Quote every line of the data below word for word, and leave the pictures out of your answer.

▶

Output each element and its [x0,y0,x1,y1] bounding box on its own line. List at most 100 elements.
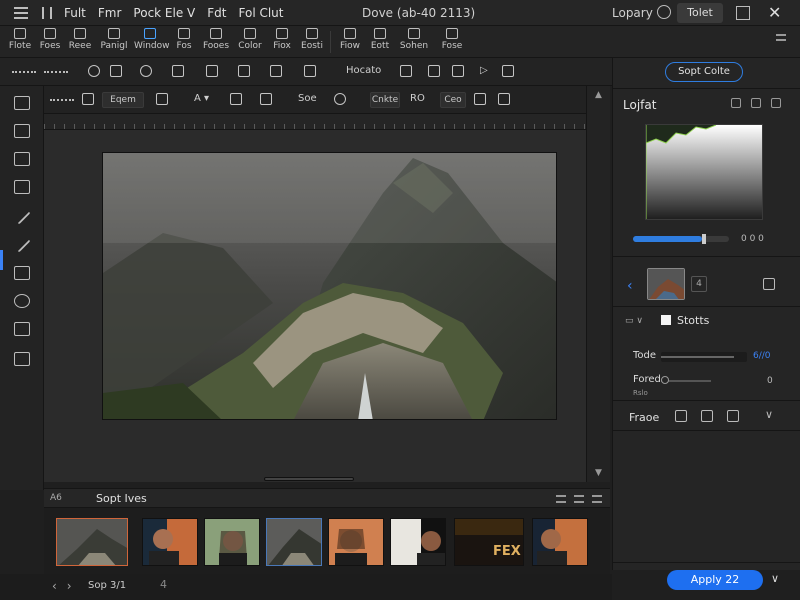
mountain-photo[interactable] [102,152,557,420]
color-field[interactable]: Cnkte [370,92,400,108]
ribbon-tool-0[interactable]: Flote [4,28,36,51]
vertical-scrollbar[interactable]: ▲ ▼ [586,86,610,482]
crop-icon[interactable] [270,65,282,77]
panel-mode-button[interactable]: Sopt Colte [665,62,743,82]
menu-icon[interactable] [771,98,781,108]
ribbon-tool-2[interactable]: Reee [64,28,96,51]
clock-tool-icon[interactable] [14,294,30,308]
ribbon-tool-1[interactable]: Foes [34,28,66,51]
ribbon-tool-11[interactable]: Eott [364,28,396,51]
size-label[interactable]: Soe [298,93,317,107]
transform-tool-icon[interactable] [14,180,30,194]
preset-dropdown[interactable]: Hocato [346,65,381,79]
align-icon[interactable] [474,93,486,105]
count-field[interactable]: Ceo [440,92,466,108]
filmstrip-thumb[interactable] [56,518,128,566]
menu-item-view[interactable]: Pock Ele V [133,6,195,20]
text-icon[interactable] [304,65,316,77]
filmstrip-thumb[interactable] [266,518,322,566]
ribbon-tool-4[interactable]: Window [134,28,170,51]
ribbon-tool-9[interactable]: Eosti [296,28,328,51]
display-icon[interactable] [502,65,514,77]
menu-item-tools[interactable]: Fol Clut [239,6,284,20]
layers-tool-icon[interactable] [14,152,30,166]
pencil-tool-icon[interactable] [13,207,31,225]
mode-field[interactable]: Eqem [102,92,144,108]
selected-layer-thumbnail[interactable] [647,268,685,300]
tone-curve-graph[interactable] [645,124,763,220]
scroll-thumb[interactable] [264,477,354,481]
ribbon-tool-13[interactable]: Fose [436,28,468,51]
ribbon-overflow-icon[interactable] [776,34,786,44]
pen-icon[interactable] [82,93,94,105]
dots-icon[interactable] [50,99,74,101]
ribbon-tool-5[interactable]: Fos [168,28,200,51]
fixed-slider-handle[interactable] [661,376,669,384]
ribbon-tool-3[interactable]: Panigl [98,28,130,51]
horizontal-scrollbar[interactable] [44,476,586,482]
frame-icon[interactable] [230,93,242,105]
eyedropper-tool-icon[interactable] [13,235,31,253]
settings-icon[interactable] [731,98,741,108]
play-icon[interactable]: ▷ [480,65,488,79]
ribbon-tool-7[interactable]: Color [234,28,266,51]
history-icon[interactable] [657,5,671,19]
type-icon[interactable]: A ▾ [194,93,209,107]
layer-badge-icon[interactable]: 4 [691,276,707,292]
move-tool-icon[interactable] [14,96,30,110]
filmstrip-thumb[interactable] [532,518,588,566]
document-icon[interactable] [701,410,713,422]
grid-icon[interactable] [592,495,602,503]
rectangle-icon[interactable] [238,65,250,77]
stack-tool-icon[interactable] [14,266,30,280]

◀

**Expected answer:**
Output each element and its [x0,y0,x1,y1] bounding box on its own line. List at most 100 elements.
mountain-photo[interactable] [102,152,557,420]
color-field[interactable]: Cnkte [370,92,400,108]
ribbon-tool-0[interactable]: Flote [4,28,36,51]
vertical-scrollbar[interactable]: ▲ ▼ [586,86,610,482]
crop-icon[interactable] [270,65,282,77]
panel-mode-button[interactable]: Sopt Colte [665,62,743,82]
menu-icon[interactable] [771,98,781,108]
ribbon-tool-2[interactable]: Reee [64,28,96,51]
clock-tool-icon[interactable] [14,294,30,308]
ribbon-tool-1[interactable]: Foes [34,28,66,51]
ribbon-tool-11[interactable]: Eott [364,28,396,51]
size-label[interactable]: Soe [298,93,317,107]
transform-tool-icon[interactable] [14,180,30,194]
preset-dropdown[interactable]: Hocato [346,65,381,79]
align-icon[interactable] [474,93,486,105]
count-field[interactable]: Ceo [440,92,466,108]
filmstrip-thumb[interactable] [56,518,128,566]
menu-item-view[interactable]: Pock Ele V [133,6,195,20]
text-icon[interactable] [304,65,316,77]
filmstrip-thumb[interactable] [266,518,322,566]
ribbon-tool-4[interactable]: Window [134,28,170,51]
ribbon-tool-9[interactable]: Eosti [296,28,328,51]
display-icon[interactable] [502,65,514,77]
menu-item-tools[interactable]: Fol Clut [239,6,284,20]
layers-tool-icon[interactable] [14,152,30,166]
pencil-tool-icon[interactable] [13,207,31,225]
mode-field[interactable]: Eqem [102,92,144,108]
selected-layer-thumbnail[interactable] [647,268,685,300]
tone-curve-graph[interactable] [645,124,763,220]
scroll-thumb[interactable] [264,477,354,481]
ribbon-tool-13[interactable]: Fose [436,28,468,51]
ribbon-overflow-icon[interactable] [776,34,786,44]
pen-icon[interactable] [82,93,94,105]
dots-icon[interactable] [50,99,74,101]
ribbon-tool-5[interactable]: Fos [168,28,200,51]
fixed-slider-handle[interactable] [661,376,669,384]
ribbon-tool-3[interactable]: Panigl [98,28,130,51]
horizontal-scrollbar[interactable] [44,476,586,482]
frame-icon[interactable] [230,93,242,105]
eyedropper-tool-icon[interactable] [13,235,31,253]
settings-icon[interactable] [731,98,741,108]
play-icon[interactable]: ▷ [480,65,488,79]
ribbon-tool-7[interactable]: Color [234,28,266,51]
history-icon[interactable] [657,5,671,19]
type-icon[interactable]: A ▾ [194,93,209,107]
layer-badge-icon[interactable]: 4 [691,276,707,292]
move-tool-icon[interactable] [14,96,30,110]
filmstrip-thumb[interactable] [532,518,588,566]
document-icon[interactable] [701,410,713,422]
grid-icon[interactable] [592,495,602,503]
rectangle-icon[interactable] [238,65,250,77]
stack-tool-icon[interactable] [14,266,30,280]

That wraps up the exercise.